**GIVEN DATA**
|---|

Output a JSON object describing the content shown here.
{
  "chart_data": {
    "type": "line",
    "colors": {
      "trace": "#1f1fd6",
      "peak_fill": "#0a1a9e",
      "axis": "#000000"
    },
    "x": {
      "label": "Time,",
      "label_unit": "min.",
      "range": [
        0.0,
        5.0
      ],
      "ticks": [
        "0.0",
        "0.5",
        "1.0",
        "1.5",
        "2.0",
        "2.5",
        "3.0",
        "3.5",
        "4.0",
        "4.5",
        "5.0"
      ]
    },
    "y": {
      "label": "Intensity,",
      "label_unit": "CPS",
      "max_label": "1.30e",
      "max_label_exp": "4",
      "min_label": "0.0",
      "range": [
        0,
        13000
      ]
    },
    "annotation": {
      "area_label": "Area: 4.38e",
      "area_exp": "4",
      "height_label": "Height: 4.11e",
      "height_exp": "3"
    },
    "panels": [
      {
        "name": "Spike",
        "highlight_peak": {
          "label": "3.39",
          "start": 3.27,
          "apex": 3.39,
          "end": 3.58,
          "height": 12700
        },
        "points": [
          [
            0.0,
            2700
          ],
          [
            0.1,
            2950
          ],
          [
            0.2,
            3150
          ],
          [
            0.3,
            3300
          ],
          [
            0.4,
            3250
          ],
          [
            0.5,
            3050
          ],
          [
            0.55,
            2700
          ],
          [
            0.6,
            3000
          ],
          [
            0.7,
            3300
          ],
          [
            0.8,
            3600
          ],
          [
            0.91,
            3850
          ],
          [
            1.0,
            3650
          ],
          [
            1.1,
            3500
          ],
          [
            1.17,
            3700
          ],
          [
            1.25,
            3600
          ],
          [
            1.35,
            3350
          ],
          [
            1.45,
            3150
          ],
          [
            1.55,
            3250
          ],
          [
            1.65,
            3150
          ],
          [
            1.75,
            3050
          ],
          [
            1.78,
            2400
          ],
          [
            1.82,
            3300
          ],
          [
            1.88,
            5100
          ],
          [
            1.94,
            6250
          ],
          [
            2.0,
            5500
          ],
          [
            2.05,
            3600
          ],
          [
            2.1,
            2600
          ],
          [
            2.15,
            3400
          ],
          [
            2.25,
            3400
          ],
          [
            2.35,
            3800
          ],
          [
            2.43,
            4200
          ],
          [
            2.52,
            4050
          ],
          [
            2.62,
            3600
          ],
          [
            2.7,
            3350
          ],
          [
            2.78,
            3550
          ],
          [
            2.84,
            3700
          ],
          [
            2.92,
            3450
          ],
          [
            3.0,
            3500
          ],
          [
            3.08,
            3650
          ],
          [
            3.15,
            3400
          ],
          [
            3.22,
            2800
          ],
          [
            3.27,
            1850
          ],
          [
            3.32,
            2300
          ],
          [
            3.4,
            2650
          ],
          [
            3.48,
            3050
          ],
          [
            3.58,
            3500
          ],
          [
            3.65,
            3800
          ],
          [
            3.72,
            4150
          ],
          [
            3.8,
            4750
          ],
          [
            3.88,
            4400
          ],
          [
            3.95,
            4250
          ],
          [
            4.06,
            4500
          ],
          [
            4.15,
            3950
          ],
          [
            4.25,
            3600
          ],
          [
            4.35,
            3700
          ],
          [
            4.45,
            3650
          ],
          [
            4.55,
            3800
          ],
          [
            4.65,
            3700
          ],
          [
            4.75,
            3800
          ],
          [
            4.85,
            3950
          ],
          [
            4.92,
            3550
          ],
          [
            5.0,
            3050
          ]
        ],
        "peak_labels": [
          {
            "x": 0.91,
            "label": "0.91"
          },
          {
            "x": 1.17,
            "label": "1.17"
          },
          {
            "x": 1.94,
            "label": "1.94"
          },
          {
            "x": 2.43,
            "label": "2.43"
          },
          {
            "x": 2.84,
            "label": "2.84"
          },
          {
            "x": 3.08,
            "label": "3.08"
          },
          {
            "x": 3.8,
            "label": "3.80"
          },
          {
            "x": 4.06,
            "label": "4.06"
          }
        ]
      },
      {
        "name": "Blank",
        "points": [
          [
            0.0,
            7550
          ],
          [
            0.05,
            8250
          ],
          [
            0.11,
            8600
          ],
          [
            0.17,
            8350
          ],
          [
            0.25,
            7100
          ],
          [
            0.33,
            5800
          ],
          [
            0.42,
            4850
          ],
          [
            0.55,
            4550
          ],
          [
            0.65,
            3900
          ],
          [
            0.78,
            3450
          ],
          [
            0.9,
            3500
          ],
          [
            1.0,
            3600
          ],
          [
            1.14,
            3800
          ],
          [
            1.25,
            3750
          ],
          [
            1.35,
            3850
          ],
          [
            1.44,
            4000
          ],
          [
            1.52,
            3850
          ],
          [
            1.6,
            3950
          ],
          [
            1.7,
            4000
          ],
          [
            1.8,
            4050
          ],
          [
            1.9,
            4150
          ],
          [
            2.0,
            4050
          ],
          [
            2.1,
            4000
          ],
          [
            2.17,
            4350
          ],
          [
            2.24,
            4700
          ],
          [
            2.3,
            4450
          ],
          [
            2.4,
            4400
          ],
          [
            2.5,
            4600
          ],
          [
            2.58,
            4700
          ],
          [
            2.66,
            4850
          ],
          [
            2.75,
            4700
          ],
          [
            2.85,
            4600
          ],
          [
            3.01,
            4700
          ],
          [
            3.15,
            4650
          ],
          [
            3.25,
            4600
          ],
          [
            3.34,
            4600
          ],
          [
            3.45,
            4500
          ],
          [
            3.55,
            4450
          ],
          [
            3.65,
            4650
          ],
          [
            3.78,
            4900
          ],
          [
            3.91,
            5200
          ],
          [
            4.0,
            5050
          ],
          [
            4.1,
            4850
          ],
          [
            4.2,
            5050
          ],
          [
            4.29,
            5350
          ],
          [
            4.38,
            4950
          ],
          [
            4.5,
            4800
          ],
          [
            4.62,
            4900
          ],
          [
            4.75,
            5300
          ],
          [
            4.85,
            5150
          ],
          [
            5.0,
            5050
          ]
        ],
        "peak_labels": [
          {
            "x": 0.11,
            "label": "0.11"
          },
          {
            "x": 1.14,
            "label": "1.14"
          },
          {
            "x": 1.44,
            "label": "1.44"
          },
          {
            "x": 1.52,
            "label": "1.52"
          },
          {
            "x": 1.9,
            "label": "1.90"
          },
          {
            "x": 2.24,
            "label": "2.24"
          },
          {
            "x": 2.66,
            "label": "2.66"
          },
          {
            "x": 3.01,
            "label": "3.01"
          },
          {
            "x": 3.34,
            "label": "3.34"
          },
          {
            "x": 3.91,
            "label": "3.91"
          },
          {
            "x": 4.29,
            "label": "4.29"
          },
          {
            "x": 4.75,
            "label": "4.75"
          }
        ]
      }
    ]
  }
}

|---|

**TASK STATEMENT**
Set down the material above again, word for word.

**FINISHED TASK**
Output a JSON object describing the content shown here.
{
  "chart_data": {
    "type": "line",
    "colors": {
      "trace": "#1f1fd6",
      "peak_fill": "#0a1a9e",
      "axis": "#000000"
    },
    "x": {
      "label": "Time,",
      "label_unit": "min.",
      "range": [
        0.0,
        5.0
      ],
      "ticks": [
        "0.0",
        "0.5",
        "1.0",
        "1.5",
        "2.0",
        "2.5",
        "3.0",
        "3.5",
        "4.0",
        "4.5",
        "5.0"
      ]
    },
    "y": {
      "label": "Intensity,",
      "label_unit": "CPS",
      "max_label": "1.30e",
      "max_label_exp": "4",
      "min_label": "0.0",
      "range": [
        0,
        13000
      ]
    },
    "annotation": {
      "area_label": "Area: 4.38e",
      "area_exp": "4",
      "height_label": "Height: 4.11e",
      "height_exp": "3"
    },
    "panels": [
      {
        "name": "Spike",
        "highlight_peak": {
          "label": "3.39",
          "start": 3.27,
          "apex": 3.39,
          "end": 3.58,
          "height": 12700
        },
        "points": [
          [
            0.0,
            2700
          ],
          [
            0.1,
            2950
          ],
          [
            0.2,
            3150
          ],
          [
            0.3,
            3300
          ],
          [
            0.4,
            3250
          ],
          [
            0.5,
            3050
          ],
          [
            0.55,
            2700
          ],
          [
            0.6,
            3000
          ],
          [
            0.7,
            3300
          ],
          [
            0.8,
            3600
          ],
          [
            0.91,
            3850
          ],
          [
            1.0,
            3650
          ],
          [
            1.1,
            3500
          ],
          [
            1.17,
            3700
          ],
          [
            1.25,
            3600
          ],
          [
            1.35,
            3350
          ],
          [
            1.45,
            3150
          ],
          [
            1.55,
            3250
          ],
          [
            1.65,
            3150
          ],
          [
            1.75,
            3050
          ],
          [
            1.78,
            2400
          ],
          [
            1.82,
            3300
          ],
          [
            1.88,
            5100
          ],
          [
            1.94,
            6250
          ],
          [
            2.0,
            5500
          ],
          [
            2.05,
            3600
          ],
          [
            2.1,
            2600
          ],
          [
            2.15,
            3400
          ],
          [
            2.25,
            3400
          ],
          [
            2.35,
            3800
          ],
          [
            2.43,
            4200
          ],
          [
            2.52,
            4050
          ],
          [
            2.62,
            3600
          ],
          [
            2.7,
            3350
          ],
          [
            2.78,
            3550
          ],
          [
            2.84,
            3700
          ],
          [
            2.92,
            3450
          ],
          [
            3.0,
            3500
          ],
          [
            3.08,
            3650
          ],
          [
            3.15,
            3400
          ],
          [
            3.22,
            2800
          ],
          [
            3.27,
            1850
          ],
          [
            3.32,
            2300
          ],
          [
            3.4,
            2650
          ],
          [
            3.48,
            3050
          ],
          [
            3.58,
            3500
          ],
          [
            3.65,
            3800
          ],
          [
            3.72,
            4150
          ],
          [
            3.8,
            4750
          ],
          [
            3.88,
            4400
          ],
          [
            3.95,
            4250
          ],
          [
            4.06,
            4500
          ],
          [
            4.15,
            3950
          ],
          [
            4.25,
            3600
          ],
          [
            4.35,
            3700
          ],
          [
            4.45,
            3650
          ],
          [
            4.55,
            3800
          ],
          [
            4.65,
            3700
          ],
          [
            4.75,
            3800
          ],
          [
            4.85,
            3950
          ],
          [
            4.92,
            3550
          ],
          [
            5.0,
            3050
          ]
        ],
        "peak_labels": [
          {
            "x": 0.91,
            "label": "0.91"
          },
          {
            "x": 1.17,
            "label": "1.17"
          },
          {
            "x": 1.94,
            "label": "1.94"
          },
          {
            "x": 2.43,
            "label": "2.43"
          },
          {
            "x": 2.84,
            "label": "2.84"
          },
          {
            "x": 3.08,
            "label": "3.08"
          },
          {
            "x": 3.8,
            "label": "3.80"
          },
          {
            "x": 4.06,
            "label": "4.06"
          }
        ]
      },
      {
        "name": "Blank",
        "points": [
          [
            0.0,
            7550
          ],
          [
            0.05,
            8250
          ],
          [
            0.11,
            8600
          ],
          [
            0.17,
            8350
          ],
          [
            0.25,
            7100
          ],
          [
            0.33,
            5800
          ],
          [
            0.42,
            4850
          ],
          [
            0.55,
            4550
          ],
          [
            0.65,
            3900
          ],
          [
            0.78,
            3450
          ],
          [
            0.9,
            3500
          ],
          [
            1.0,
            3600
          ],
          [
            1.14,
            3800
          ],
          [
            1.25,
            3750
          ],
          [
            1.35,
            3850
          ],
          [
            1.44,
            4000
          ],
          [
            1.52,
            3850
          ],
          [
            1.6,
            3950
          ],
          [
            1.7,
            4000
          ],
          [
            1.8,
            4050
          ],
          [
            1.9,
            4150
          ],
          [
            2.0,
            4050
          ],
          [
            2.1,
            4000
          ],
          [
            2.17,
            4350
          ],
          [
            2.24,
            4700
          ],
          [
            2.3,
            4450
          ],
          [
            2.4,
            4400
          ],
          [
            2.5,
            4600
          ],
          [
            2.58,
            4700
          ],
          [
            2.66,
            4850
          ],
          [
            2.75,
            4700
          ],
          [
            2.85,
            4600
          ],
          [
            3.01,
            4700
          ],
          [
            3.15,
            4650
          ],
          [
            3.25,
            4600
          ],
          [
            3.34,
            4600
          ],
          [
            3.45,
            4500
          ],
          [
            3.55,
            4450
          ],
          [
            3.65,
            4650
          ],
          [
            3.78,
            4900
          ],
          [
            3.91,
            5200
          ],
          [
            4.0,
            5050
          ],
          [
            4.1,
            4850
          ],
          [
            4.2,
            5050
          ],
          [
            4.29,
            5350
          ],
          [
            4.38,
            4950
          ],
          [
            4.5,
            4800
          ],
          [
            4.62,
            4900
          ],
          [
            4.75,
            5300
          ],
          [
            4.85,
            5150
          ],
          [
            5.0,
            5050
          ]
        ],
        "peak_labels": [
          {
            "x": 0.11,
            "label": "0.11"
          },
          {
            "x": 1.14,
            "label": "1.14"
          },
          {
            "x": 1.44,
            "label": "1.44"
          },
          {
            "x": 1.52,
            "label": "1.52"
          },
          {
            "x": 1.9,
            "label": "1.90"
          },
          {
            "x": 2.24,
            "label": "2.24"
          },
          {
            "x": 2.66,
            "label": "2.66"
          },
          {
            "x": 3.01,
            "label": "3.01"
          },
          {
            "x": 3.34,
            "label": "3.34"
          },
          {
            "x": 3.91,
            "label": "3.91"
          },
          {
            "x": 4.29,
            "label": "4.29"
          },
          {
            "x": 4.75,
            "label": "4.75"
          }
        ]
      }
    ]
  }
}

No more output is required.